▶ [THE EXERCISE] Go through the listing and pick out each line with the word "pixel" in it.

▶ [Dataset records on visual material]
[Start]

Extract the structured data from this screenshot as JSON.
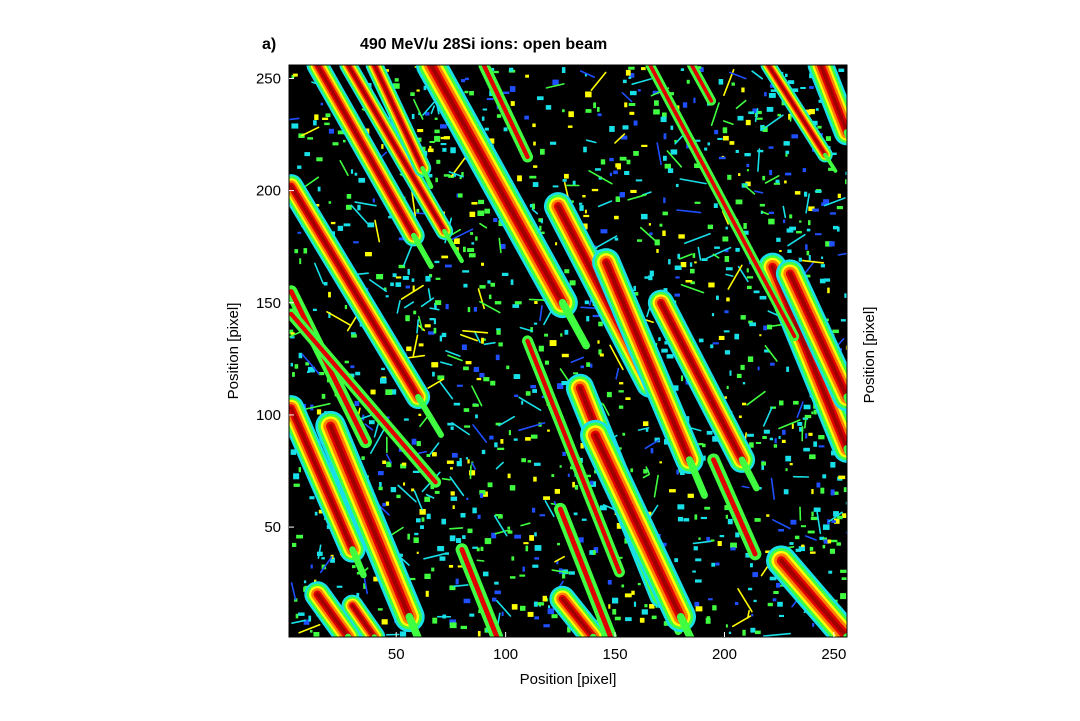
{
  "figure": {
    "panel_label": "a)"
  },
  "chart_data": {
    "type": "heatmap",
    "title": "490 MeV/u 28Si ions: open beam",
    "xlabel": "Position [pixel]",
    "ylabel": "Position [pixel]",
    "ylabel_right": "Position [pixel]",
    "xlim": [
      1,
      256
    ],
    "ylim": [
      1,
      256
    ],
    "x_ticks": [
      50,
      100,
      150,
      200,
      250
    ],
    "y_ticks": [
      50,
      100,
      150,
      200,
      250
    ],
    "grid": false,
    "colormap": [
      "#000000",
      "#1f4fff",
      "#18e0e8",
      "#40ff40",
      "#ffff00",
      "#ff8000",
      "#e00000",
      "#a00000"
    ],
    "tracks": [
      {
        "x0": 2,
        "y0": 202,
        "x1": 60,
        "y1": 108,
        "width": 5.5
      },
      {
        "x0": 14,
        "y0": 256,
        "x1": 58,
        "y1": 180,
        "width": 5
      },
      {
        "x0": 28,
        "y0": 256,
        "x1": 72,
        "y1": 182,
        "width": 4
      },
      {
        "x0": 66,
        "y0": 256,
        "x1": 126,
        "y1": 150,
        "width": 7
      },
      {
        "x0": 40,
        "y0": 256,
        "x1": 62,
        "y1": 210,
        "width": 4
      },
      {
        "x0": 2,
        "y0": 103,
        "x1": 30,
        "y1": 40,
        "width": 6
      },
      {
        "x0": 20,
        "y0": 95,
        "x1": 56,
        "y1": 10,
        "width": 7
      },
      {
        "x0": 124,
        "y0": 193,
        "x1": 166,
        "y1": 114,
        "width": 6.5
      },
      {
        "x0": 146,
        "y0": 168,
        "x1": 184,
        "y1": 80,
        "width": 6.5
      },
      {
        "x0": 171,
        "y0": 150,
        "x1": 208,
        "y1": 80,
        "width": 6
      },
      {
        "x0": 134,
        "y0": 112,
        "x1": 172,
        "y1": 20,
        "width": 6.5
      },
      {
        "x0": 141,
        "y0": 91,
        "x1": 180,
        "y1": 10,
        "width": 7
      },
      {
        "x0": 222,
        "y0": 166,
        "x1": 256,
        "y1": 85,
        "width": 6.5
      },
      {
        "x0": 230,
        "y0": 163,
        "x1": 256,
        "y1": 108,
        "width": 6.5
      },
      {
        "x0": 226,
        "y0": 35,
        "x1": 256,
        "y1": 1,
        "width": 7
      },
      {
        "x0": 14,
        "y0": 20,
        "x1": 28,
        "y1": 1,
        "width": 6
      },
      {
        "x0": 30,
        "y0": 15,
        "x1": 40,
        "y1": 1,
        "width": 5
      },
      {
        "x0": 126,
        "y0": 18,
        "x1": 140,
        "y1": 1,
        "width": 6
      },
      {
        "x0": 244,
        "y0": 256,
        "x1": 256,
        "y1": 226,
        "width": 6
      },
      {
        "x0": 220,
        "y0": 256,
        "x1": 246,
        "y1": 216,
        "width": 3.5
      }
    ],
    "thin_tracks": [
      {
        "x0": 2,
        "y0": 155,
        "x1": 36,
        "y1": 88,
        "width": 1.6
      },
      {
        "x0": 2,
        "y0": 145,
        "x1": 68,
        "y1": 70,
        "width": 1.4
      },
      {
        "x0": 80,
        "y0": 40,
        "x1": 96,
        "y1": 1,
        "width": 1.6
      },
      {
        "x0": 125,
        "y0": 58,
        "x1": 148,
        "y1": 1,
        "width": 1.6
      },
      {
        "x0": 110,
        "y0": 133,
        "x1": 152,
        "y1": 30,
        "width": 1.4
      },
      {
        "x0": 90,
        "y0": 256,
        "x1": 110,
        "y1": 215,
        "width": 1.4
      },
      {
        "x0": 166,
        "y0": 256,
        "x1": 232,
        "y1": 135,
        "width": 1.2
      },
      {
        "x0": 185,
        "y0": 256,
        "x1": 194,
        "y1": 240,
        "width": 1.2
      },
      {
        "x0": 195,
        "y0": 80,
        "x1": 214,
        "y1": 38,
        "width": 1.6
      }
    ]
  }
}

[End]

▶ [CORRECT ANSWER]
    "xlabel": "Position [pixel]",
    "ylabel": "Position [pixel]",
    "ylabel_right": "Position [pixel]",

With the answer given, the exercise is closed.